◆ Required task: Select the lines that hold the word "制定适合我校学生实际的心理健康教育具体标准" and copy each one.

— Begin —

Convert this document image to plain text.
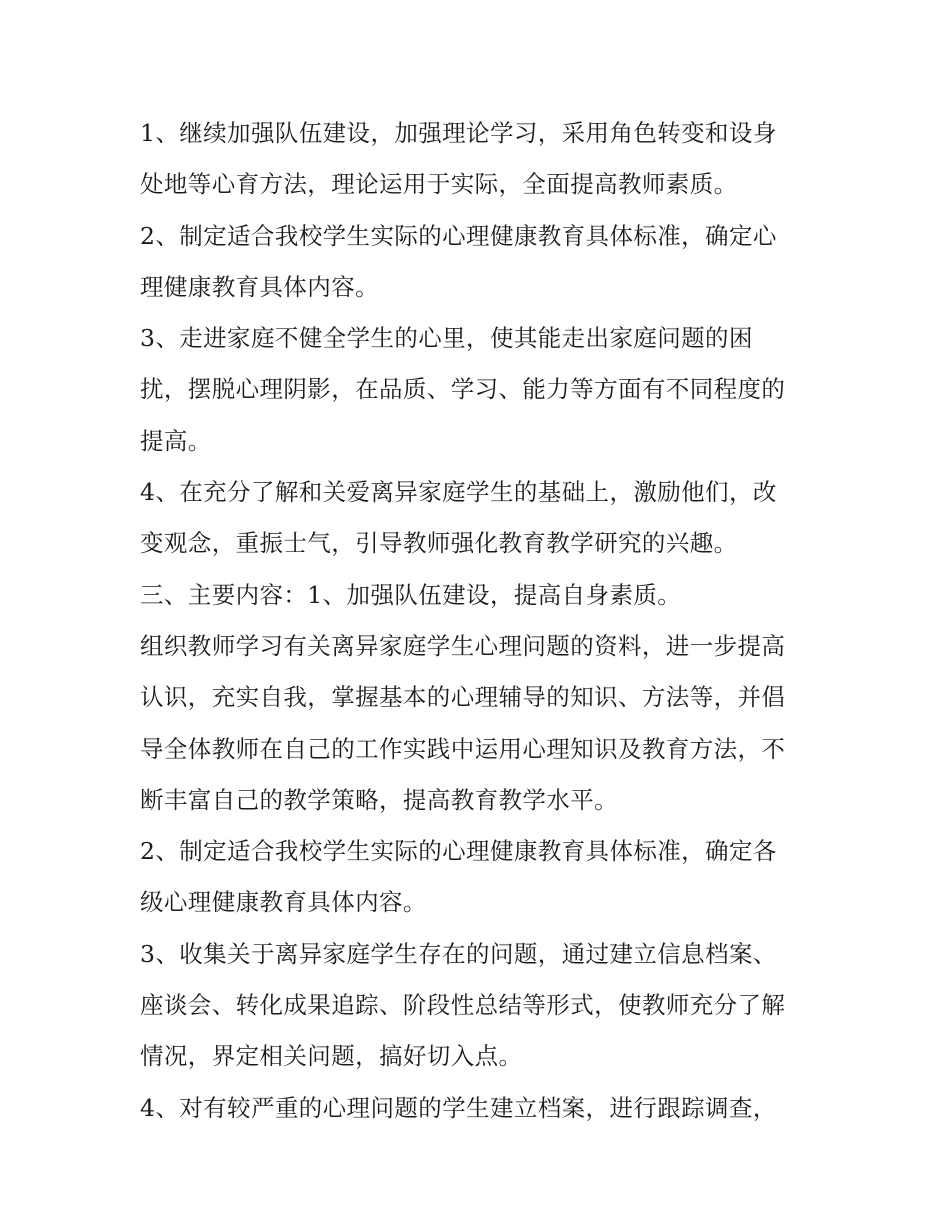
1、继续加强队伍建设，加强理论学习，采用角色转变和设身
处地等心育方法，理论运用于实际，全面提高教师素质。

2、制定适合我校学生实际的心理健康教育具体标准，确定心
理健康教育具体内容。

3、走进家庭不健全学生的心里，使其能走出家庭问题的困
扰，摆脱心理阴影，在品质、学习、能力等方面有不同程度的
提高。

4、在充分了解和关爱离异家庭学生的基础上，激励他们，改
变观念，重振士气，引导教师强化教育教学研究的兴趣。

三、主要内容：1、加强队伍建设，提高自身素质。

组织教师学习有关离异家庭学生心理问题的资料，进一步提高
认识，充实自我，掌握基本的心理辅导的知识、方法等，并倡
导全体教师在自己的工作实践中运用心理知识及教育方法，不
断丰富自己的教学策略，提高教育教学水平。

2、制定适合我校学生实际的心理健康教育具体标准，确定各
级心理健康教育具体内容。

3、收集关于离异家庭学生存在的问题，通过建立信息档案、
座谈会、转化成果追踪、阶段性总结等形式，使教师充分了解
情况，界定相关问题，搞好切入点。

4、对有较严重的心理问题的学生建立档案，进行跟踪调查，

— End —

◆ Solved exercise:
2、制定适合我校学生实际的心理健康教育具体标准，确定心
2、制定适合我校学生实际的心理健康教育具体标准，确定各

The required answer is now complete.